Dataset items
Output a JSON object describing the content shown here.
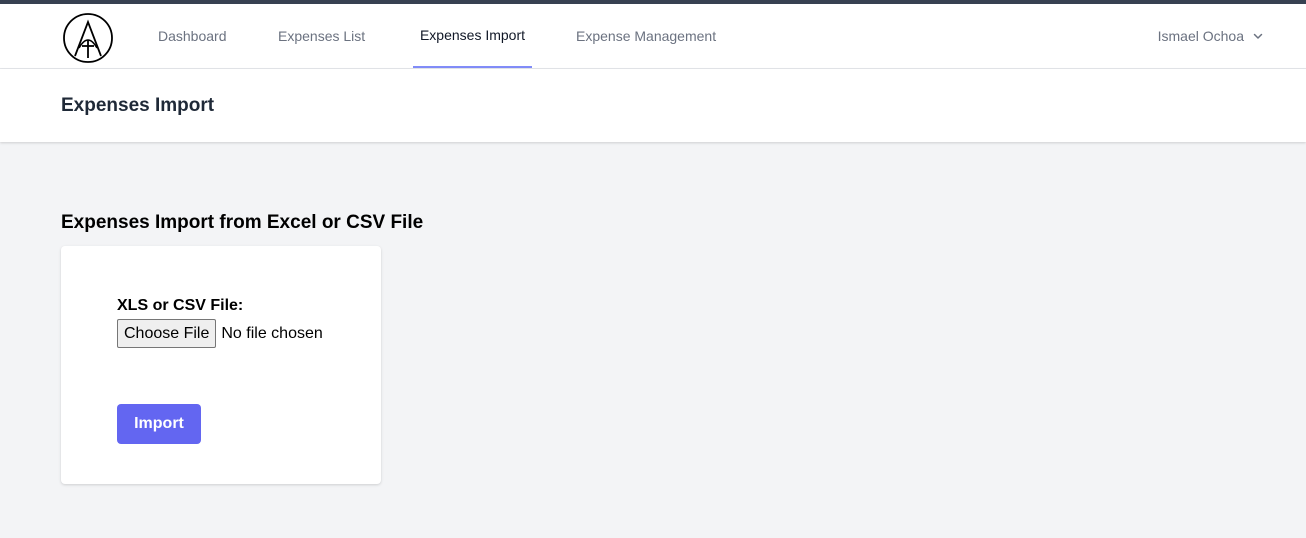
{
  "nav": {
    "items": [
      {
        "label": "Dashboard",
        "active": false
      },
      {
        "label": "Expenses List",
        "active": false
      },
      {
        "label": "Expenses Import",
        "active": true
      },
      {
        "label": "Expense Management",
        "active": false
      }
    ],
    "user_name": "Ismael Ochoa",
    "logo_icon": "compass-cross-logo-icon",
    "accent_color": "#818cf8"
  },
  "header": {
    "title": "Expenses Import"
  },
  "main": {
    "section_title": "Expenses Import from Excel or CSV File",
    "form": {
      "file_label": "XLS or CSV File:",
      "choose_button": "Choose File",
      "file_status": "No file chosen",
      "submit_label": "Import",
      "submit_color": "#6366f1"
    }
  }
}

### THE PROBLEM
All the records need to be repeated exactly, with the images dropped.

### WRITTEN RESPONSE
Output a JSON object describing the content shown here.
{
  "nav": {
    "items": [
      {
        "label": "Dashboard",
        "active": false
      },
      {
        "label": "Expenses List",
        "active": false
      },
      {
        "label": "Expenses Import",
        "active": true
      },
      {
        "label": "Expense Management",
        "active": false
      }
    ],
    "user_name": "Ismael Ochoa",
    "logo_icon": "compass-cross-logo-icon",
    "accent_color": "#818cf8"
  },
  "header": {
    "title": "Expenses Import"
  },
  "main": {
    "section_title": "Expenses Import from Excel or CSV File",
    "form": {
      "file_label": "XLS or CSV File:",
      "choose_button": "Choose File",
      "file_status": "No file chosen",
      "submit_label": "Import",
      "submit_color": "#6366f1"
    }
  }
}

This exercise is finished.